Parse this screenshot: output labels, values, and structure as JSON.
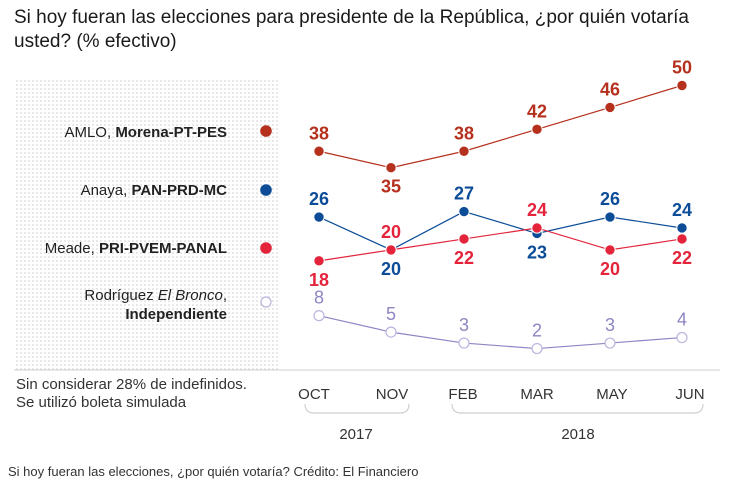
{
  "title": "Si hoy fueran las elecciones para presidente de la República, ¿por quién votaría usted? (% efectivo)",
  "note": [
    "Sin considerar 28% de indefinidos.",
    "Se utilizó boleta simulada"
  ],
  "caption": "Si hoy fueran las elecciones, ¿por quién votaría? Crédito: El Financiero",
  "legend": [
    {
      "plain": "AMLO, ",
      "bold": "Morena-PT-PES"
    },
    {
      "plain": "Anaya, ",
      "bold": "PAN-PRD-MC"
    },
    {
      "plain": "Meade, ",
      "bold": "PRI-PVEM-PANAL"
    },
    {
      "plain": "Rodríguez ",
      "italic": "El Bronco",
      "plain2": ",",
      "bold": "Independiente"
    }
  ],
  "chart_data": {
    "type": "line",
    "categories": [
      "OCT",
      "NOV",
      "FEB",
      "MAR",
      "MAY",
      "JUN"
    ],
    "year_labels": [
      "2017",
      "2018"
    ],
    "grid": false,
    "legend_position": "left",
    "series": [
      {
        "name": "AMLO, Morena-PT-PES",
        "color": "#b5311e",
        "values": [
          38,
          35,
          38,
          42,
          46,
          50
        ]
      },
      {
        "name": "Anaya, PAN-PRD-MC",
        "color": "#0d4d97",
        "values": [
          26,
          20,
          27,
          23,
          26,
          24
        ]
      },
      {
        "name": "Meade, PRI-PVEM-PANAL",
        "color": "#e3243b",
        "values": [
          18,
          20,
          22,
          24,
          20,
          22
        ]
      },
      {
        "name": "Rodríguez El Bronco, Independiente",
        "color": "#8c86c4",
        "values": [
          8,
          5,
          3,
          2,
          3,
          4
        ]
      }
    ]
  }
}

•••

-- To do --
Repeat the preceding records precisely, and leave every picture out of the copy.

-- Worked solution --
Parse this screenshot: output labels, values, and structure as JSON.
{
  "title": "Si hoy fueran las elecciones para presidente de la República, ¿por quién votaría usted? (% efectivo)",
  "note": [
    "Sin considerar 28% de indefinidos.",
    "Se utilizó boleta simulada"
  ],
  "caption": "Si hoy fueran las elecciones, ¿por quién votaría? Crédito: El Financiero",
  "legend": [
    {
      "plain": "AMLO, ",
      "bold": "Morena-PT-PES"
    },
    {
      "plain": "Anaya, ",
      "bold": "PAN-PRD-MC"
    },
    {
      "plain": "Meade, ",
      "bold": "PRI-PVEM-PANAL"
    },
    {
      "plain": "Rodríguez ",
      "italic": "El Bronco",
      "plain2": ",",
      "bold": "Independiente"
    }
  ],
  "chart_data": {
    "type": "line",
    "categories": [
      "OCT",
      "NOV",
      "FEB",
      "MAR",
      "MAY",
      "JUN"
    ],
    "year_labels": [
      "2017",
      "2018"
    ],
    "grid": false,
    "legend_position": "left",
    "series": [
      {
        "name": "AMLO, Morena-PT-PES",
        "color": "#b5311e",
        "values": [
          38,
          35,
          38,
          42,
          46,
          50
        ]
      },
      {
        "name": "Anaya, PAN-PRD-MC",
        "color": "#0d4d97",
        "values": [
          26,
          20,
          27,
          23,
          26,
          24
        ]
      },
      {
        "name": "Meade, PRI-PVEM-PANAL",
        "color": "#e3243b",
        "values": [
          18,
          20,
          22,
          24,
          20,
          22
        ]
      },
      {
        "name": "Rodríguez El Bronco, Independiente",
        "color": "#8c86c4",
        "values": [
          8,
          5,
          3,
          2,
          3,
          4
        ]
      }
    ]
  }
}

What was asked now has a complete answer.